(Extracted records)

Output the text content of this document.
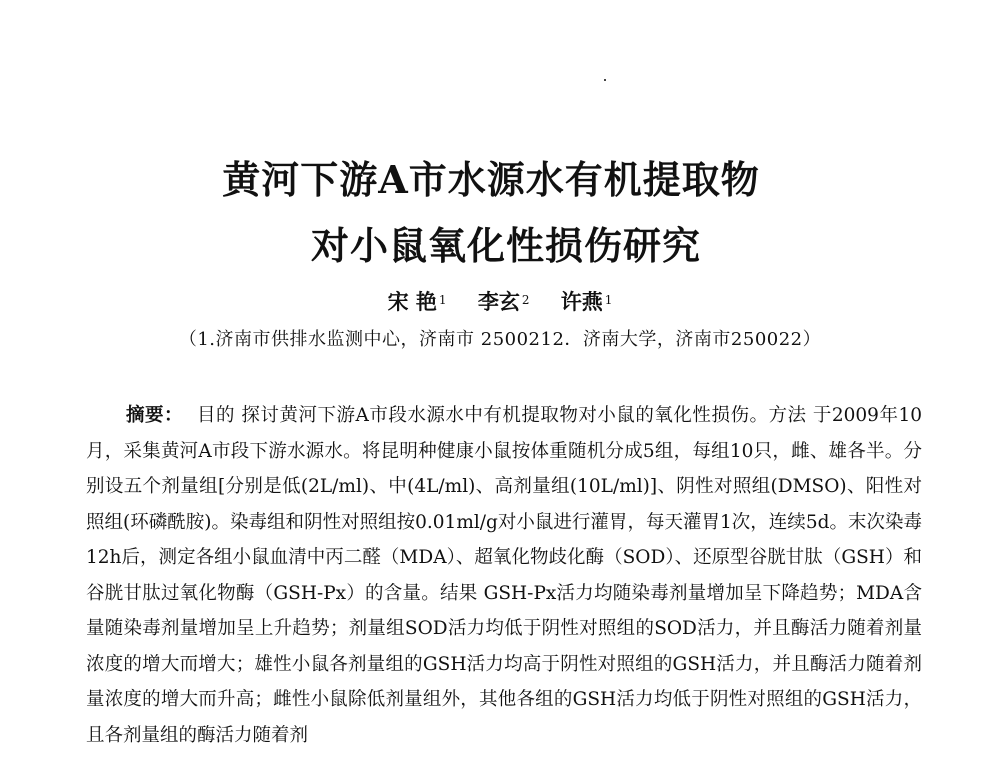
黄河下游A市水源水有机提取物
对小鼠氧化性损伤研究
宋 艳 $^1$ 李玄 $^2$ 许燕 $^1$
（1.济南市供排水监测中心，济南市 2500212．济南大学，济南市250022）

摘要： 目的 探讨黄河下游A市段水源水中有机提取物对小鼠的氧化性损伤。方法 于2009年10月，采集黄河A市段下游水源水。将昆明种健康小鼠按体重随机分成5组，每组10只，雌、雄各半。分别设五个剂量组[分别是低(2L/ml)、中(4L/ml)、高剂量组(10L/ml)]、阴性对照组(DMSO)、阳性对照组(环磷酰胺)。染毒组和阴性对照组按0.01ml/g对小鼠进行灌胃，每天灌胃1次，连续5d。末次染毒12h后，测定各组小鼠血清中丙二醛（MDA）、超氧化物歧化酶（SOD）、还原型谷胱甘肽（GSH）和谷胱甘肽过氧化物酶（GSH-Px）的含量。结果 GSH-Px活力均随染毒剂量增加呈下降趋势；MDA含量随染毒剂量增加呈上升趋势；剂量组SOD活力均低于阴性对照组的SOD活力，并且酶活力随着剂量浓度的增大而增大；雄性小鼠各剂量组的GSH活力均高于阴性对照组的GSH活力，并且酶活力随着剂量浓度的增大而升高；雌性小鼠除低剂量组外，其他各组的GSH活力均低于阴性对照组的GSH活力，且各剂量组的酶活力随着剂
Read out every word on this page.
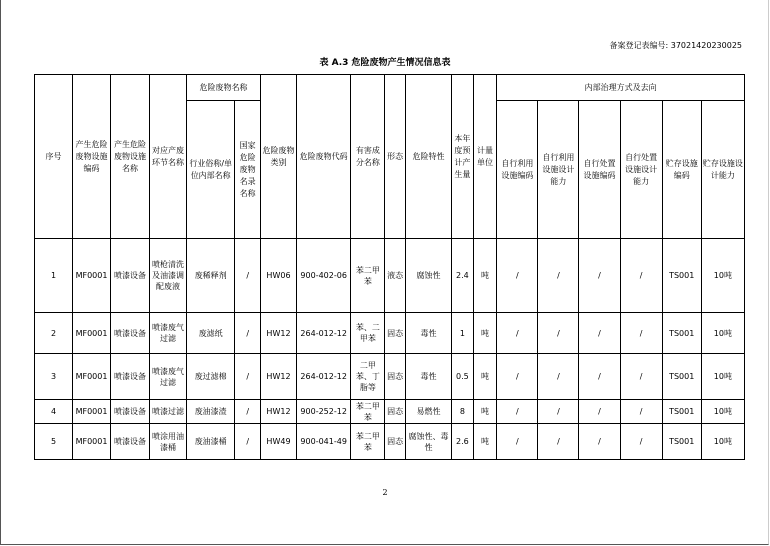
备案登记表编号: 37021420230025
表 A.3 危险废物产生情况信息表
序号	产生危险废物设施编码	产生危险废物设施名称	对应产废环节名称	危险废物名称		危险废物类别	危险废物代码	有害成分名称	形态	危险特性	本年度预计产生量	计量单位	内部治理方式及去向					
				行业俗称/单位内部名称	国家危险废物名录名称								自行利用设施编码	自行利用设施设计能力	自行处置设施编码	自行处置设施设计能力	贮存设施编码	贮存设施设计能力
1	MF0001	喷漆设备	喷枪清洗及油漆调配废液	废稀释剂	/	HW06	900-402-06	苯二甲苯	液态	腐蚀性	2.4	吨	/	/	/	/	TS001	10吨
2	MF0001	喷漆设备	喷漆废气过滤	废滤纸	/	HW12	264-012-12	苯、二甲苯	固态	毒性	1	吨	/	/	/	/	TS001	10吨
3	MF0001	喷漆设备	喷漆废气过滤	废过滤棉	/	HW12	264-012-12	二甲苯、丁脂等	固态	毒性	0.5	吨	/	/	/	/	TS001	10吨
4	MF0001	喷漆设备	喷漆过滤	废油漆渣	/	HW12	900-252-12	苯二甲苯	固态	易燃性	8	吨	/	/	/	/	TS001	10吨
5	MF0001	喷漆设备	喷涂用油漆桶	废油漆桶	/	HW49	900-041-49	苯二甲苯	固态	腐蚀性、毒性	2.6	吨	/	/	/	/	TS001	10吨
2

--

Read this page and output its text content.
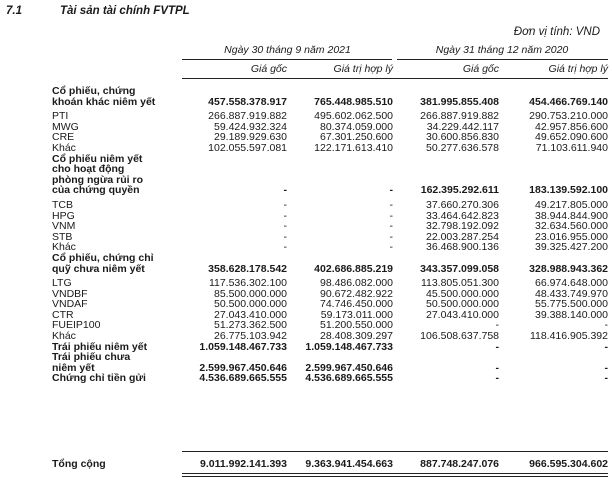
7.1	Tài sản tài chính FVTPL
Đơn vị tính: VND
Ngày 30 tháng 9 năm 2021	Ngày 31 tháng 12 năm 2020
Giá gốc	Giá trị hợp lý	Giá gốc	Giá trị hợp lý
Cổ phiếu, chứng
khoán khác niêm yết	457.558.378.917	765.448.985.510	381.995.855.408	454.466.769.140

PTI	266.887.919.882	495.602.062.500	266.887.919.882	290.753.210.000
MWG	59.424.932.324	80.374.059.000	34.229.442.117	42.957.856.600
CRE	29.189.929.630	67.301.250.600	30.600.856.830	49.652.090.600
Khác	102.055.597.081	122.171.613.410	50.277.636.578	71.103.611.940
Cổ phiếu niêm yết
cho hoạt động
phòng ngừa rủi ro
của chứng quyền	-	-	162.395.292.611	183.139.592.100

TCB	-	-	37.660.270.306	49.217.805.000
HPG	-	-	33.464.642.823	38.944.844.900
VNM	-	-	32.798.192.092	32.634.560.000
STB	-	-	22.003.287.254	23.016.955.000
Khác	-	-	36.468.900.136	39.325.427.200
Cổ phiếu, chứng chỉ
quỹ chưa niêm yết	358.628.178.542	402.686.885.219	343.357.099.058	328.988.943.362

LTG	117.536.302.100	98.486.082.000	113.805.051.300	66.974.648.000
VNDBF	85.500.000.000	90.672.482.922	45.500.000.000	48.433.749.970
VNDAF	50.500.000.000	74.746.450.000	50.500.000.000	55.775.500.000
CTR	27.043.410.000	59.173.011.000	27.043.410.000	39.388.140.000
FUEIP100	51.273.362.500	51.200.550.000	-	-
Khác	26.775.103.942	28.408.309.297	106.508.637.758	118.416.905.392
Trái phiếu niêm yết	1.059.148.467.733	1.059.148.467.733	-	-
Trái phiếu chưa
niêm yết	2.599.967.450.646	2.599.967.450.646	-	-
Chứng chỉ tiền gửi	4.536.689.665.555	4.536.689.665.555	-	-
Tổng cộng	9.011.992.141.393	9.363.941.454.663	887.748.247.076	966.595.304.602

==

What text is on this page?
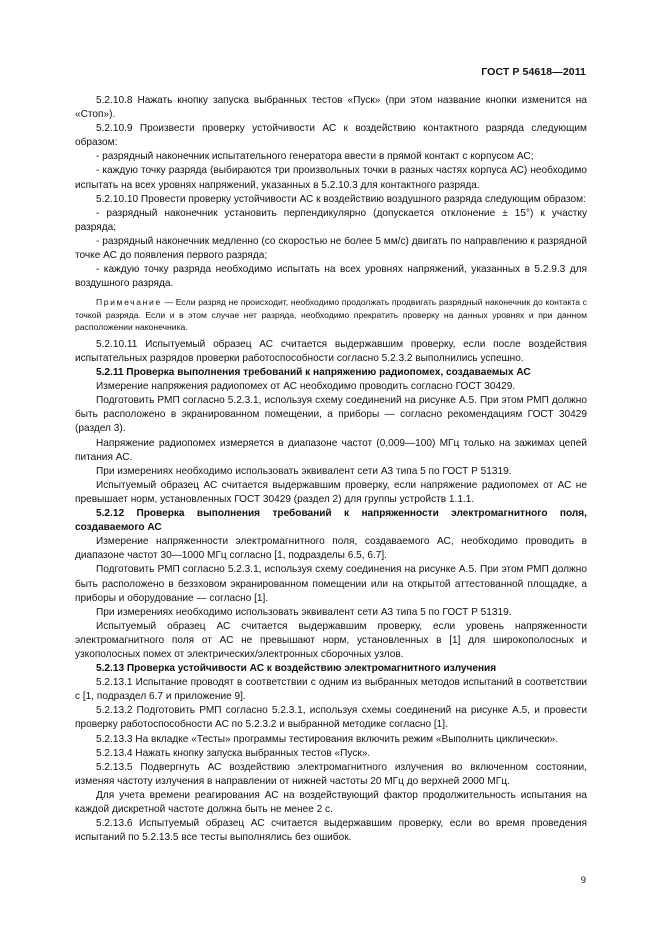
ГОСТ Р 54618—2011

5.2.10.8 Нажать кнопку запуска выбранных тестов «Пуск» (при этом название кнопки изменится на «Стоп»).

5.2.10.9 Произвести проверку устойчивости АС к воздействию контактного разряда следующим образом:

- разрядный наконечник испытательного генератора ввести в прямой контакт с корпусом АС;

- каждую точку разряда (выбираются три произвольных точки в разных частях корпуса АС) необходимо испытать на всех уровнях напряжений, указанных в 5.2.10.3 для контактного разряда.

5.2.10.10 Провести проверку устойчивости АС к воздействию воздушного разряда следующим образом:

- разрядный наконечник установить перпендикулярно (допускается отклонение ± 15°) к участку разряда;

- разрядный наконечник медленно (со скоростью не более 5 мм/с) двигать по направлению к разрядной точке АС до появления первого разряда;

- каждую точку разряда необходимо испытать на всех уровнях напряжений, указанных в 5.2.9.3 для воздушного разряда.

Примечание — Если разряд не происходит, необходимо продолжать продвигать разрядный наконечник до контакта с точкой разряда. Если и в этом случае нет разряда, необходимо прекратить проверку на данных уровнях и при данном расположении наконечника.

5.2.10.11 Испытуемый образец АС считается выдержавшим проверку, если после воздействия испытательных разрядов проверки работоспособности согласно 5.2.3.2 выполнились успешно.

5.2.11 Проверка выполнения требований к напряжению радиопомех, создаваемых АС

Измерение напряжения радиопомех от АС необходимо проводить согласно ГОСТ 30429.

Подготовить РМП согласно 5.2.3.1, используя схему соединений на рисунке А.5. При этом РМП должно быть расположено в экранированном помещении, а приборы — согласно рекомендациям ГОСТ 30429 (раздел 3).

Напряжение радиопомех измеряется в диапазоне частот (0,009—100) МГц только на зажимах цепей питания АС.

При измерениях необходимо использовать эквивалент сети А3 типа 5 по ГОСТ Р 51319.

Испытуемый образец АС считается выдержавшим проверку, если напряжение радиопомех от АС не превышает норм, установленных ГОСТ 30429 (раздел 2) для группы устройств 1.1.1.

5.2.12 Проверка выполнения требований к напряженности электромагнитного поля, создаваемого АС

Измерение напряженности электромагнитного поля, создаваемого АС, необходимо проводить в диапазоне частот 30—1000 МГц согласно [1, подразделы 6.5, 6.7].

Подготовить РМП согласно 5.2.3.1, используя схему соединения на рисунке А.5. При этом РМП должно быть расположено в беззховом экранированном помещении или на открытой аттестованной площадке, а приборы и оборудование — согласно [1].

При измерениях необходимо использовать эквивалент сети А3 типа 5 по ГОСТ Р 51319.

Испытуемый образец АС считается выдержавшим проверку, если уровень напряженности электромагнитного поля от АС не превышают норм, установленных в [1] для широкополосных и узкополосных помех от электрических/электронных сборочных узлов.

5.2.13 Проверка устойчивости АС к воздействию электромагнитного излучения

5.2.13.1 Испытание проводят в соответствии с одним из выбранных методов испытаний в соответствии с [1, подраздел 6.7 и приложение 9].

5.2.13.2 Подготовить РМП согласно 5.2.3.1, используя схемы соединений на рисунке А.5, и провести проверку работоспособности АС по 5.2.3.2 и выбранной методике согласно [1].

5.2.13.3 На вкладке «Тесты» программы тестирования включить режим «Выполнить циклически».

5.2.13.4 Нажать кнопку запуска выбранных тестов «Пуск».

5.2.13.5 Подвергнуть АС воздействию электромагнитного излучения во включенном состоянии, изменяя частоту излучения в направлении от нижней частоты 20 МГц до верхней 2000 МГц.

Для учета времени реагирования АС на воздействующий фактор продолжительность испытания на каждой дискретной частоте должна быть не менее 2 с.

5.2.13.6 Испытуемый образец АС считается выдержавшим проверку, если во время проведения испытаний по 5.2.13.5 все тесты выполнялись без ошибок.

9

__SHORT PROBLEM__
Filter out all lines lacking the word "ГОСТ" and copy the rest.

__IN RESPONSE__
ГОСТ Р 54618—2011
Измерение напряжения радиопомех от АС необходимо проводить согласно ГОСТ 30429.
Подготовить РМП согласно 5.2.3.1, используя схему соединений на рисунке А.5. При этом РМП должно быть расположено в экранированном помещении, а приборы — согласно рекомендациям ГОСТ 30429 (раздел 3).
При измерениях необходимо использовать эквивалент сети А3 типа 5 по ГОСТ Р 51319.
Испытуемый образец АС считается выдержавшим проверку, если напряжение радиопомех от АС не превышает норм, установленных ГОСТ 30429 (раздел 2) для группы устройств 1.1.1.
При измерениях необходимо использовать эквивалент сети А3 типа 5 по ГОСТ Р 51319.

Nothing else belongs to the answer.